====== Page extract

Why I Bake Whole Grain Bread Every Week
We'll tell you why and show you how
Today we have an excerpt from the book that’s coming out Nov. 16 that I wrote with my longtime co-author, Kerri Conan: It’s called Bittman Bread: No-Knead Whole-Grain Baking for Every Day; we are really excited for you to read it (and start baking). This isn’t just a cookbook for Kerri and me: It has become a way of life and has redefined our priorities in the kitchen.
Six years ago, we started playing around with whole-grain bread baking. Three years ago, when we got much of our approach right, we were hooked. Today, Kerri and I bake whole grain bread at least once a week. Here’s the beginning of the story of how and why we got there.
If you’d like, you can order Bittman Bread here. — Mark
In 2015, I briefly relocated to Berkeley and, living alone and with some time on my hands (I’d left the Times and was between book projects), I began taking bread more seriously. I was determined to leave white flour behind and, luckily, I’d met and befriended Bob Klein of Community Grains in Oakland. Bob was working with wheat farmers from California and the Pacific Northwest to find older strains of wheat that could simply be ground without sifting or otherwise removing the bran or germ to make truly whole-grain bread.
As it turns out, making the best bread mostly means two things: mastering natural starter — usually called “sourdough,” though it’s not necessarily sour — and using real whole grains.
I say “real” whole grains because there are a lot of foods out there that call themselves “whole grain” that are not. If you take anything out, it’s obviously no longer whole. A whole-grain flour should have the same composition as the grain from which it was ground, but sometimes components are removed and the result is still dubbed “whole.”
Many serious bakers — me included — don’t believe you can bake really good whole grain bread without natural starter. Put another way: Commercial yeast (made possible by Louis Pasteur) cannot produce a satisfying whole grain bread.
The new home bakers have figured out the appeal of bread baking as relaxing, habit-forming, fun, and something to show off on social media. All of that is true with bread made with white flour, so the question is, “Why make whole grain bread?”
My answer is: “It’s better.” When you update an old fashioned technique and combine it with an old-fashioned grain (again, whole), you can make the best bread you’ve ever had — and by best, I mean not only the healthiest but far fuller tasting, more complex and satisfying than what you’re (probably) used to. Naturally fermented whole grain bread is the bread that was long called “the staff of life,” and the only bread I find worthy of the name.
Ancient and even preindustrial loaves were composed primarily of fermented whole grain — whether wheat or one of its ancestors like einkorn or emmer, or barley or rye— water, and salt. Those breads provided protein, fat, fiber, and a host of micronutrients. With a little dairy or meat or legumes and the occasional fresh fruit or vegetable, they formed the foundation of a solid diet that could support good health.

============

◆ **Instructions**:
a) According to the whole-grain bread article, who did the author meet and befriend at Community Grains in Oakland?
b) Reproduce the passage of the whole-grain bread article from "Why I Bake Whole" to "we got there.".
The listing after this point is separate material with no connection to the whole-grain bread article.

====== Records supplied

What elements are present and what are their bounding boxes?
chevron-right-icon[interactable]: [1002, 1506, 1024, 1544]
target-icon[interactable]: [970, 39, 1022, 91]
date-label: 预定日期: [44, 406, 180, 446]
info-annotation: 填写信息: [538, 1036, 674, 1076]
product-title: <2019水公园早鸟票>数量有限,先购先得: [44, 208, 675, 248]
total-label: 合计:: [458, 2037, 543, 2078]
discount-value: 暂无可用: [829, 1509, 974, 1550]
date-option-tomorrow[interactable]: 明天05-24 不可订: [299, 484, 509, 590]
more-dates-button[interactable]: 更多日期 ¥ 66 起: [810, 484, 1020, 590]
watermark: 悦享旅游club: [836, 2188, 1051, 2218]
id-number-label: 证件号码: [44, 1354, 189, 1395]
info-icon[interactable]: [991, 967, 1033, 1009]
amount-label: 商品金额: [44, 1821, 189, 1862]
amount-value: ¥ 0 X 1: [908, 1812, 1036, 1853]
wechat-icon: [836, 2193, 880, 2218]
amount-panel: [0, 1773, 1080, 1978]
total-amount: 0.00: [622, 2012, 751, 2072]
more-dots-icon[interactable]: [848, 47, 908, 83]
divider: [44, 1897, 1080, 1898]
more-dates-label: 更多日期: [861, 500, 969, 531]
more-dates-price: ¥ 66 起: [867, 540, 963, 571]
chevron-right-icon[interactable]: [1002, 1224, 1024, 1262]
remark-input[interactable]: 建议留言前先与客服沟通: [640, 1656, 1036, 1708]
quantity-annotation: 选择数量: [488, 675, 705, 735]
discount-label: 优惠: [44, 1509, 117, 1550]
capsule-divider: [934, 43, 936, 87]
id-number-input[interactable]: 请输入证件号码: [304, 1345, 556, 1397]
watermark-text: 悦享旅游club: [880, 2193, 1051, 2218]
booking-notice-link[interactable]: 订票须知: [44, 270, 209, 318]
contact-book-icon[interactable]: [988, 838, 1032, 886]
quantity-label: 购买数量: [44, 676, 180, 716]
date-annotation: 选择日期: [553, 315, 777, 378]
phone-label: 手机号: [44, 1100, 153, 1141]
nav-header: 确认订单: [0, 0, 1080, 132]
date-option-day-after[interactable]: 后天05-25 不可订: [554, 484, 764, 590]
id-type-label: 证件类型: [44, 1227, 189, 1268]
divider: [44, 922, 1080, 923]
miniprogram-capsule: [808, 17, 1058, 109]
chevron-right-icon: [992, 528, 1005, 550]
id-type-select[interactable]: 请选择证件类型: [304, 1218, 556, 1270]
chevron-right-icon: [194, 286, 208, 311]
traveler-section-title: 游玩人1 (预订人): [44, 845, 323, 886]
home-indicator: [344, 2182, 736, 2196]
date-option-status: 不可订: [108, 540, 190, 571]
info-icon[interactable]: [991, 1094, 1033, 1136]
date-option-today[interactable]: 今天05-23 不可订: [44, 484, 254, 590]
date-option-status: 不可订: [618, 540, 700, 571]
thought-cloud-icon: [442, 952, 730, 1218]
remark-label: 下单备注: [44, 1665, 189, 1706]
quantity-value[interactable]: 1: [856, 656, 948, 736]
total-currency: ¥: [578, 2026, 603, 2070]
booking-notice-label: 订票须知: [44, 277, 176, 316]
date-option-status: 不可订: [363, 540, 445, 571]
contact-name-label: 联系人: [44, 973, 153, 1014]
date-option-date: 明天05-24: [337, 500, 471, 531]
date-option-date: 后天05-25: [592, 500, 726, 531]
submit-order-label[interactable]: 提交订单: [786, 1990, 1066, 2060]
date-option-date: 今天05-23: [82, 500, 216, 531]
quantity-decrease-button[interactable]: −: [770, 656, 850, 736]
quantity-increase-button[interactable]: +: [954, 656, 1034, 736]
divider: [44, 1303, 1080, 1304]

============

◆ **Responses to the exercise**:
a) Bob Klein

b)
Why I Bake Whole Grain Bread Every Week
We'll tell you why and show you how
Today we have an excerpt from the book that’s coming out Nov. 16 that I wrote with my longtime co-author, Kerri Conan: It’s called Bittman Bread: No-Knead Whole-Grain Baking for Every Day; we are really excited for you to read it (and start baking). This isn’t just a cookbook for Kerri and me: It has become a way of life and has redefined our priorities in the kitchen.
Six years ago, we started playing around with whole-grain bread baking. Three years ago, when we got much of our approach right, we were hooked. Today, Kerri and I bake whole grain bread at least once a week. Here’s the beginning of the story of how and why we got there.